■ AIM 1
Copy out, word for word, the part of the thread on JavaScript default parameters that opens with the words containing "The below is" and closes with "for that object.".

■ DOCUMENT EXTRACT
The below is a function fn where expected result is for a, b, c to defined at every call of fn, whether an object parameter is passed or not. If object is passed which sets property, property should be set only for that object.
const fn = (opts = {a:1, b:2, c:3}) => console.log(opts);
when called without parameters the result is
fn() // {a: 1, b: 2, c: 3}
when called with parameter, for example {b:7}, the expected result is
fn({b:7}) // {a: 1, b: 7, c: 3}
however, the actual result is
fn({b:7}) // {b: 7}
Was able to get expected result by defining an object outside of function and using Object.assign() within function body
const settings = {a: 1, b: 2, c: 3};
const fn = opts => {opts = Object.assign({}, settings, opts); console.log(opts)}
fn({b: 7}) // {a: 1, b: 7, c: 3}
fn(); // {a: 1, b: 2, c: 3}
/*
// does not log error; does not return expected result
const fn = (opts = Object.assign({}, settings, opts)) => console.log(opts)
*/
Can the above result be achieved solely utilizing default parameters, without defining an object to reference outside of function parameters or within function body?

■ AIM 2
Put the rows below into a Markdown table with the columns No. and Line, starting at the line containing "Localize each UI component in this 724px" and ending at the line containing "111, 173, 152]", both included. Number each line, skip blank lines, and leave the pictures out.

■ INPUT DATA
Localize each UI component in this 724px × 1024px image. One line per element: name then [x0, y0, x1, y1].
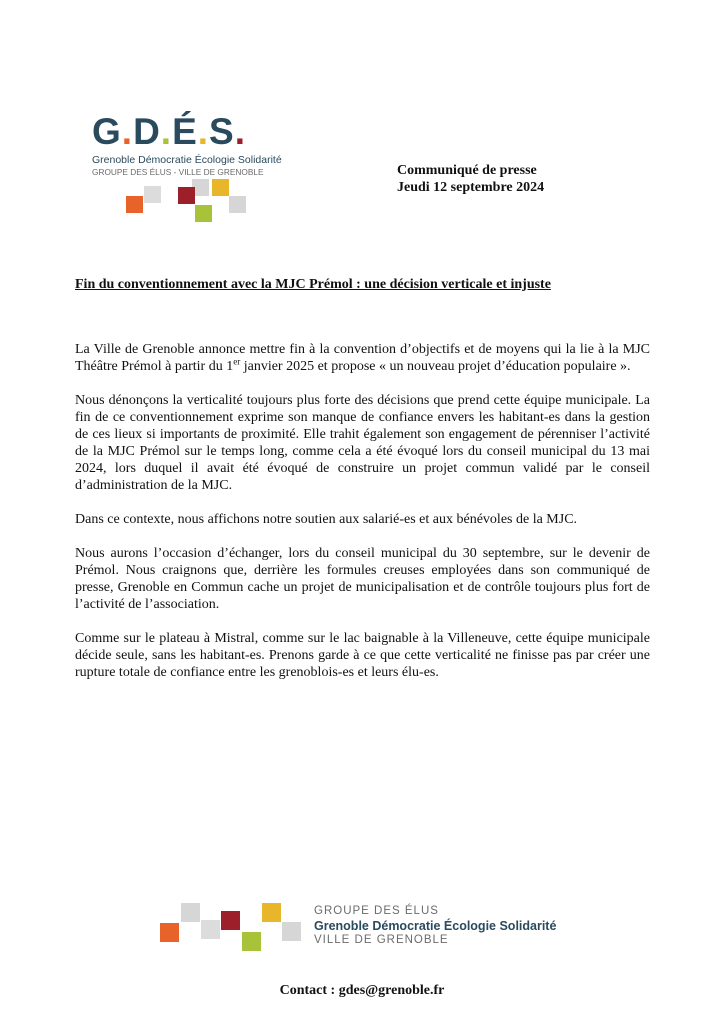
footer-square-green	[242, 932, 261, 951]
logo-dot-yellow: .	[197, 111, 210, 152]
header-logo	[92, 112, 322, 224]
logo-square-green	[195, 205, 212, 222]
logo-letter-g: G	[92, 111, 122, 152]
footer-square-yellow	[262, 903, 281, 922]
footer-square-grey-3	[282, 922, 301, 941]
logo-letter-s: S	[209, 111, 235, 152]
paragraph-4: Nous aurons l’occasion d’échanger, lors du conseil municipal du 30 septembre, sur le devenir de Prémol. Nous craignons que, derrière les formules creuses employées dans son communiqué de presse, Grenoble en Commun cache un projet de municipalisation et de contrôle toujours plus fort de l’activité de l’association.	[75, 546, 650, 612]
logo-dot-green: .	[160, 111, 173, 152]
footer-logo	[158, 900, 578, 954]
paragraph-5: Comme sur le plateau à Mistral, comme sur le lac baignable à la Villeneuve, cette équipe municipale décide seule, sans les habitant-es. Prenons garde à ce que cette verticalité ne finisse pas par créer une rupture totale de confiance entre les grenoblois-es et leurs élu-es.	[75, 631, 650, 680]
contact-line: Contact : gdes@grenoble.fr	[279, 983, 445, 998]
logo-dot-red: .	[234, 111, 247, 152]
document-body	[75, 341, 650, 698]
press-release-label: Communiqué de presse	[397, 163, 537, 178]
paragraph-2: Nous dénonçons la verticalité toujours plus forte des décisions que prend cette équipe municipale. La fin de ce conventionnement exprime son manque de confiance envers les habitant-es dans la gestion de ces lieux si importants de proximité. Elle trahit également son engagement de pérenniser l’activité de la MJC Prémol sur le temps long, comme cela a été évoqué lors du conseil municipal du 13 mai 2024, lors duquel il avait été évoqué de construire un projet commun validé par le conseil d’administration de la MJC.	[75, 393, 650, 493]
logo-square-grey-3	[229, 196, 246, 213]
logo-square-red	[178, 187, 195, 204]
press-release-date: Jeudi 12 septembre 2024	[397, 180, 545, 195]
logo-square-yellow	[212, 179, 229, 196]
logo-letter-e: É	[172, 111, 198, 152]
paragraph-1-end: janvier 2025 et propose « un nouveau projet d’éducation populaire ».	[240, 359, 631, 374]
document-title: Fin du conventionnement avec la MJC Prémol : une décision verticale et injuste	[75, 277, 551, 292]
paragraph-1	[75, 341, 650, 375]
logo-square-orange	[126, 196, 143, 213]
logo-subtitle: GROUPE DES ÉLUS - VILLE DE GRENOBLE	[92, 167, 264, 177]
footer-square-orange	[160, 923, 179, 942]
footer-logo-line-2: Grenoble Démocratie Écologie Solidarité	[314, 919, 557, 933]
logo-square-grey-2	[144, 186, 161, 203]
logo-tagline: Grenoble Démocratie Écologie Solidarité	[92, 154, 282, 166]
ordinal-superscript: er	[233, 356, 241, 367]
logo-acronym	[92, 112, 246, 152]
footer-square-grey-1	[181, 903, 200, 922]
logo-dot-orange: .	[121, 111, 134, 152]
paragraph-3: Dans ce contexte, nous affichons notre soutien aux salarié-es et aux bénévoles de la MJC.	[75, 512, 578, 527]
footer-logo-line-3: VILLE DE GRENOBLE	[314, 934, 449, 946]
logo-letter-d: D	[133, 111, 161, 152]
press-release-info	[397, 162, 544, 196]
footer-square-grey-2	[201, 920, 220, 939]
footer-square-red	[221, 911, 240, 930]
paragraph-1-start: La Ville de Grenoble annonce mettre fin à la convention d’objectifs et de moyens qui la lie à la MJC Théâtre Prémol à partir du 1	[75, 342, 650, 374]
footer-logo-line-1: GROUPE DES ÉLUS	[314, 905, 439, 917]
==
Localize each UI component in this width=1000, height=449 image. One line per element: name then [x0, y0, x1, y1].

■ WORKED ANSWER 1
The below is a function fn where expected result is for a, b, c to defined at every call of fn, whether an object parameter is passed or not. If object is passed which sets property, property should be set only for that object.

■ WORKED ANSWER 2
| No. | Line |
|---|---|
| 1 | Localize each UI component in this 724px × 1024px image. One line per element: name then [x0, y0, x1, y1]. |
| 2 | footer-square-green	[242, 932, 261, 951] |
| 3 | logo-dot-yellow: .	[197, 111, 210, 152] |
| 4 | header-logo	[92, 112, 322, 224] |
| 5 | logo-square-green	[195, 205, 212, 222] |
| 6 | logo-letter-g: G	[92, 111, 122, 152] |
| 7 | footer-square-yellow	[262, 903, 281, 922] |
| 8 | footer-square-grey-3	[282, 922, 301, 941] |
| 9 | logo-letter-s: S	[209, 111, 235, 152] |
| 10 | paragraph-4: Nous aurons l’occasion d’échanger, lors du conseil municipal du 30 septembre, sur le devenir de Prémol. Nous craignons que, derrière les formules creuses employées dans son communiqué de presse, Grenoble en Commun cache un projet de municipalisation et de contrôle toujours plus fort de l’activité de l’association.	[75, 546, 650, 612] |
| 11 | logo-dot-green: .	[160, 111, 173, 152] |